◆ **Requirements**:
Write out all lines holding the word "stůl".
===
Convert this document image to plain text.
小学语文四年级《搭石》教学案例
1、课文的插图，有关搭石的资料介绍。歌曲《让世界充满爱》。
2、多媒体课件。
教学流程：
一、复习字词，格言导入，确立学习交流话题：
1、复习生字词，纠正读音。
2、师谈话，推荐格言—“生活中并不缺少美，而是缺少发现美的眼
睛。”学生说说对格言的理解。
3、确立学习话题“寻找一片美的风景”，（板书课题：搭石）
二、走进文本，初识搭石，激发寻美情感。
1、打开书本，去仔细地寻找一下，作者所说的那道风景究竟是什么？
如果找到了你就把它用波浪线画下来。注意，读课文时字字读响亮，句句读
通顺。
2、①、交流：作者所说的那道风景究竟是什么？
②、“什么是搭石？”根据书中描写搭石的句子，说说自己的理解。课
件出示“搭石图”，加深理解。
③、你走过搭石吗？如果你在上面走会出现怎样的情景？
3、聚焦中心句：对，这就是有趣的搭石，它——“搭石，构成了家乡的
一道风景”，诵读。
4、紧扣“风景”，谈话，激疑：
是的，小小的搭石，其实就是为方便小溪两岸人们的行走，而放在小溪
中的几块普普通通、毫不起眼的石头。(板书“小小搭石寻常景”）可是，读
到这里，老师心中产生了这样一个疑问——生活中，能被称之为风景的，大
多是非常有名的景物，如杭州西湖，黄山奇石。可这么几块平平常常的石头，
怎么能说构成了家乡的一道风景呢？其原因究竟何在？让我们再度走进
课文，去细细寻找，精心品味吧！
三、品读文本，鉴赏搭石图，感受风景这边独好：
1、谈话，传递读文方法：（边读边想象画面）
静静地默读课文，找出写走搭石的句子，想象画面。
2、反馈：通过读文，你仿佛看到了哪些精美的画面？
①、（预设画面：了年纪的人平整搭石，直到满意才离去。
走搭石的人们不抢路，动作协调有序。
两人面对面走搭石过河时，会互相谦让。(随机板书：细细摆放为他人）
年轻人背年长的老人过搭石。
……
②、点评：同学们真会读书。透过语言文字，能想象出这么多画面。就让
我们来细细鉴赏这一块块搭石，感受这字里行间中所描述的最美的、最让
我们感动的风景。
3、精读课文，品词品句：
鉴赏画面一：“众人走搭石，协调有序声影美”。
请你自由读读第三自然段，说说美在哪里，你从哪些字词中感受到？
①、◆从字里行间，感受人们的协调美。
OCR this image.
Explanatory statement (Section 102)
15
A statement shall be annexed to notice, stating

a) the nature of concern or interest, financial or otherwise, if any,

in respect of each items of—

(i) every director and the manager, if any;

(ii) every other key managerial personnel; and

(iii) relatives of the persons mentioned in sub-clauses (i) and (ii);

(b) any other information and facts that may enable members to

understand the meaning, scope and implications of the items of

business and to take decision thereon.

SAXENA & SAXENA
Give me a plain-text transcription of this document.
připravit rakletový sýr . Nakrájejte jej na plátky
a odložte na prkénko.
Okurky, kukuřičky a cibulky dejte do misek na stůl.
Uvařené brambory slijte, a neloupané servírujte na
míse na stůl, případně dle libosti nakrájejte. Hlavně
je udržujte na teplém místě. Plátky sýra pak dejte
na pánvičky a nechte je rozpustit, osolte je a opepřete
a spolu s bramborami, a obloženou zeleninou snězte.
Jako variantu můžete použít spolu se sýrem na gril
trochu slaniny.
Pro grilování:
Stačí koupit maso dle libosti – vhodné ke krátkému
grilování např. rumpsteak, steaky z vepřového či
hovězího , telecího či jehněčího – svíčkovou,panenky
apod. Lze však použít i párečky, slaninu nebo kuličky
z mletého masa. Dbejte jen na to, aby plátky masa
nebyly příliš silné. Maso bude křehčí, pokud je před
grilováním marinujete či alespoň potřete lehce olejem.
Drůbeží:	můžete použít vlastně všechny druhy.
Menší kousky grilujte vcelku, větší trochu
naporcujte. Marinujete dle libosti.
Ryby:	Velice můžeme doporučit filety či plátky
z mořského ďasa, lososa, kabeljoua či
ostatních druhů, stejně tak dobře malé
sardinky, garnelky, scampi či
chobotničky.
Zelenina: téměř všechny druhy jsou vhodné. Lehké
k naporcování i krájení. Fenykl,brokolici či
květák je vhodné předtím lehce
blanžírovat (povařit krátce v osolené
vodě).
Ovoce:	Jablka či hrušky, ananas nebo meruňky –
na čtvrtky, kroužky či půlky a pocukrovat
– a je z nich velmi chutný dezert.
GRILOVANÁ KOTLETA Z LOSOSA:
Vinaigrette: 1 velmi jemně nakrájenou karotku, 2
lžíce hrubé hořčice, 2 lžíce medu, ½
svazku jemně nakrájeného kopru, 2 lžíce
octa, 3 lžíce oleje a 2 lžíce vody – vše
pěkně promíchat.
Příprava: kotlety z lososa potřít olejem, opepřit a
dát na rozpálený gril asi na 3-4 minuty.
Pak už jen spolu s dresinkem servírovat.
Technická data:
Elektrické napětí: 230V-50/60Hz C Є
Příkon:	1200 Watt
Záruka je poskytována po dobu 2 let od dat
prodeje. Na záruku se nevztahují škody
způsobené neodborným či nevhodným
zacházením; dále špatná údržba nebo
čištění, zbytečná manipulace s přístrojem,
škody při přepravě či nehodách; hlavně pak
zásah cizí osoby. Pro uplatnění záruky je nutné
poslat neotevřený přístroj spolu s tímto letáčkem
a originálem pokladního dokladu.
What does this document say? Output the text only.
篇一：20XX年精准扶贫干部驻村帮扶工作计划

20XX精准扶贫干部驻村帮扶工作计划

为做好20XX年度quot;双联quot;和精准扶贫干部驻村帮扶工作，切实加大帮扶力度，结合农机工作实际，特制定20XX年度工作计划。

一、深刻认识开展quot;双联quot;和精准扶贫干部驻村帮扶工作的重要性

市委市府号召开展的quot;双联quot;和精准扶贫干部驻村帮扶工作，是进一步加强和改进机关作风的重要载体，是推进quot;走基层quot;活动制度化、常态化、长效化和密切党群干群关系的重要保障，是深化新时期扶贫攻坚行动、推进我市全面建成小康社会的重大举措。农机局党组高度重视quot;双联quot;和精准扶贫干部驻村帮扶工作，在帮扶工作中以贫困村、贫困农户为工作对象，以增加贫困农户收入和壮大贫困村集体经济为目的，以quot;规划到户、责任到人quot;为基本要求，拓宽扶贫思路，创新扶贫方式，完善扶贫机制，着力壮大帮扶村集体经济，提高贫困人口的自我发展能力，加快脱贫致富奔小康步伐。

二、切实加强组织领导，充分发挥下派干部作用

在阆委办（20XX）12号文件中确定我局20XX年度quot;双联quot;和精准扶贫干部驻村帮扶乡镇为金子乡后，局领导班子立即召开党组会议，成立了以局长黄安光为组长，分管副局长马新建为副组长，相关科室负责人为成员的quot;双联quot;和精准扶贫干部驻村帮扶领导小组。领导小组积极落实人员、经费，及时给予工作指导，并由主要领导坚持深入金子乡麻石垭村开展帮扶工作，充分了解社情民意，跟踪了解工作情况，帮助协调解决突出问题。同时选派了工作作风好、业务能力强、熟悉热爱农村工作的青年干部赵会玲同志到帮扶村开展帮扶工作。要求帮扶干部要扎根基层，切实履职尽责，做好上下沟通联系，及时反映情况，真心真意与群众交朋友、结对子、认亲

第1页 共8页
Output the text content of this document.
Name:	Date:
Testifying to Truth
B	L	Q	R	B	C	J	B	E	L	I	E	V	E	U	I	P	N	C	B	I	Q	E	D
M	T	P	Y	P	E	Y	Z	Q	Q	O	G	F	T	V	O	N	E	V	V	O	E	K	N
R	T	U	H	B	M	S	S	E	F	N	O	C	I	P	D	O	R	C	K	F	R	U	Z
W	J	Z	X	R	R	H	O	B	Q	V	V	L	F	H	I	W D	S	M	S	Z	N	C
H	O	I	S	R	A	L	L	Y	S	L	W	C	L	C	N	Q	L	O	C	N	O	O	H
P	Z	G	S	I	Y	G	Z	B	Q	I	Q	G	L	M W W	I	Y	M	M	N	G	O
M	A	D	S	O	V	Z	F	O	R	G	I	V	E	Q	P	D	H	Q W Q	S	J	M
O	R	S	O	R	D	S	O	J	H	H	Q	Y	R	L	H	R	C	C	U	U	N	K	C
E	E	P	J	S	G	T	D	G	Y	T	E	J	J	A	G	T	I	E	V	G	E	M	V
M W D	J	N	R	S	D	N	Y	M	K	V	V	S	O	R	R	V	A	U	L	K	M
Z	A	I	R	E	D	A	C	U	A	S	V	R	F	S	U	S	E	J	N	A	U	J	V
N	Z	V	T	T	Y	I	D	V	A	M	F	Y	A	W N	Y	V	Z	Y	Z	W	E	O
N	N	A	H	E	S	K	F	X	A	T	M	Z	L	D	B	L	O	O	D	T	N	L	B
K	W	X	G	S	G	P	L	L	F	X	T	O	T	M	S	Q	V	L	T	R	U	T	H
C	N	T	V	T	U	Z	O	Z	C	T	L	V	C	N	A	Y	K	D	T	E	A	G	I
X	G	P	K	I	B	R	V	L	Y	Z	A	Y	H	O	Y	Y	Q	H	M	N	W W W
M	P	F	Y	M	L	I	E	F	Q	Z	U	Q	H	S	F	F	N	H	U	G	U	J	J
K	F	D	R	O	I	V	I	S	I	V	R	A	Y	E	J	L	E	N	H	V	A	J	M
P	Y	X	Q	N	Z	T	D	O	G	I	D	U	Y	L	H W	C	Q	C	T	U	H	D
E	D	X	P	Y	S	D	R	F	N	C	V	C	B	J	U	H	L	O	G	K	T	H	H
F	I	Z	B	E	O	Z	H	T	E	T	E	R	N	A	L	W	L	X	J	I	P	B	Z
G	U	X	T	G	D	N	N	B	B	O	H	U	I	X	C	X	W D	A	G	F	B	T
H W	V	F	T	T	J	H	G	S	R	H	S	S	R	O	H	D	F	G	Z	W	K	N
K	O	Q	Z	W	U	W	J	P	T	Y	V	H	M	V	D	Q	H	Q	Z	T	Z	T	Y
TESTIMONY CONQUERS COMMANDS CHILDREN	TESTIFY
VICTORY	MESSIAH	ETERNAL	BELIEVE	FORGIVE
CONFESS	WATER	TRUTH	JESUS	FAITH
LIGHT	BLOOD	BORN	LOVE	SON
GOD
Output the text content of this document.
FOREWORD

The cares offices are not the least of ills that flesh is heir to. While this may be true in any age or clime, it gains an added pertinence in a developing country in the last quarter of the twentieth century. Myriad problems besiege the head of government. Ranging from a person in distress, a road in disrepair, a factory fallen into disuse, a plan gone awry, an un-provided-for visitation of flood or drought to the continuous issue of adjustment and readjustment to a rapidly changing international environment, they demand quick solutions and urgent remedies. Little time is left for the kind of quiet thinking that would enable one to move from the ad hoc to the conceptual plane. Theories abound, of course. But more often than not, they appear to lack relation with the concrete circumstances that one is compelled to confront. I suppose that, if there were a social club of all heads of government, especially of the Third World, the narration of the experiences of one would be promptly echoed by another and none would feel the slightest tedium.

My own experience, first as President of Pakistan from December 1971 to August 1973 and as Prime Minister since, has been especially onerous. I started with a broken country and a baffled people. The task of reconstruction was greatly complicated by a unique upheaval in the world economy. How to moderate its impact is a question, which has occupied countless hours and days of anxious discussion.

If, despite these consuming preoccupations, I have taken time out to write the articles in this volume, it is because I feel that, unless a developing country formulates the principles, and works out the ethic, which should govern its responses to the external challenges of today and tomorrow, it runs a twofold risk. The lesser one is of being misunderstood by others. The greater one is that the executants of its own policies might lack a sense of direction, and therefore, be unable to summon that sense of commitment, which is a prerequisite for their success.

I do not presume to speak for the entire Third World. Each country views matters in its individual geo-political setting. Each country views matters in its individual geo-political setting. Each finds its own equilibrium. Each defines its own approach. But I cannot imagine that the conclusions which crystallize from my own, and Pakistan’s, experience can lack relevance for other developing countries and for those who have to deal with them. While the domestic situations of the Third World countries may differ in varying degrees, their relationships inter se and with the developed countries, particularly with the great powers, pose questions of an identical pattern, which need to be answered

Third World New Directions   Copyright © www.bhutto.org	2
===
◆ **Problem solution**:
Okurky, kukuřičky a cibulky dejte do misek na stůl.
míse na stůl, případně dle libosti nakrájejte. Hlavně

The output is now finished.